### Brano di testo
..........

Franco Cortese e Reale Franco Frangi
A cura di: Gabriella Brembati
artisti esponenti del MOVIMENTO MADI INTERNAZIONALE
testi critici di Matteo Galbiati e Luca Pietro Nicolett L’arte Madi, nonostante si esprima attraverso severi e rigorosi, quanto disciplinati e precisi, principi e regole che ordinano e indirizzano il fare e l’espressione degli artisti che ne seguono i dettami, offre anche una grande e libera possibilità espressiva. Pare un concetto contraddittorio per un movimento che ha codici quasi ferrei eppure, per chi ha avuto modo di frequentare le mostre collettive degli artisti Madi, avrà ben chiaro quanto la loro espressione sia certamente riconoscibile per coerenza nel contesto di un linguaggio di gruppo, ma altrettanto offra un ampio spettro di variabili e varianti che sono la traduzione precisa e puntuale delle singole personalità dei suoi componenti. Ogni artista, nel rispetto del segno Madi, riesce a ricavare un’impronta di personalizzazione unica, caratterizzante la sua irripetibile e indomabile identità. Ciascuno di loro sa ben porre, con i pochi e vincolanti elementi a disposizione, un inequivocabile accento individuale al proprio fare e al proprio dire. Ciascuno individua un preciso spunto che rende visibile quell’ originalità singolare che si chiede – e auspica sempre – alla ricerca di ogni artista. Questo avviene in loro senza tradire mai lo spirito puro del Madi. Come ho già avuto modo di dire: Madi o si è o non si è, non ci sono posizioni intermedie. Dentro o fuori. Questo rende unico il movimento Madi e grande la sua forza propositiva.(…)
Franco Cortese non fa certamente eccezione a questa rilevante modalità espressiva e rispecchia pienamente i principi chiave del Madi (...)

..........

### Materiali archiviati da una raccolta
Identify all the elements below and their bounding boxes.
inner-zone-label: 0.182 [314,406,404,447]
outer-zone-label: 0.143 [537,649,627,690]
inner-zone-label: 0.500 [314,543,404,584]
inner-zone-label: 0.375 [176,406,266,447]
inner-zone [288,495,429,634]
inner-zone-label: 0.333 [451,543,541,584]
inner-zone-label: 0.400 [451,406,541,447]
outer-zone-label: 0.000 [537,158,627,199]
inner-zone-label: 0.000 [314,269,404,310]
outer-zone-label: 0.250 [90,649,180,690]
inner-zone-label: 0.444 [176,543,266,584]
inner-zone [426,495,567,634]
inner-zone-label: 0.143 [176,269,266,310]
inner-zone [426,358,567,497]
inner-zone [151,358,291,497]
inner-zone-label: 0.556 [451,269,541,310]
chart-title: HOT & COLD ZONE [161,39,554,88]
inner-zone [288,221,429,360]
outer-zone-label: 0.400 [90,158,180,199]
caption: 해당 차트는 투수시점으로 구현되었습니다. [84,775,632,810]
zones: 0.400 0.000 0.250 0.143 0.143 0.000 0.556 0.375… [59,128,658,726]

..........

### Obiettivo
Per ciascuna affermazione indica se concorda con il testo sul movimento Madi, rispondendo sì o no e citando le parole decisive del testo.
1. Gabriella Brembati è indicata come curatrice.
2. Secondo il testo, rispetto al Madi esistono posizioni intermedie.
3. Franco Cortese fa eccezione alla modalità espressiva descritta.
I record non hanno alcun ruolo in questo lavoro.

### Soluzione scritta
1. Sì: "A cura di: Gabriella Brembati"
2. No: "Madi o si è o non si è, non ci sono posizioni intermedie."
3. No: "Franco Cortese non fa certamente eccezione a questa rilevante modalità espressiva"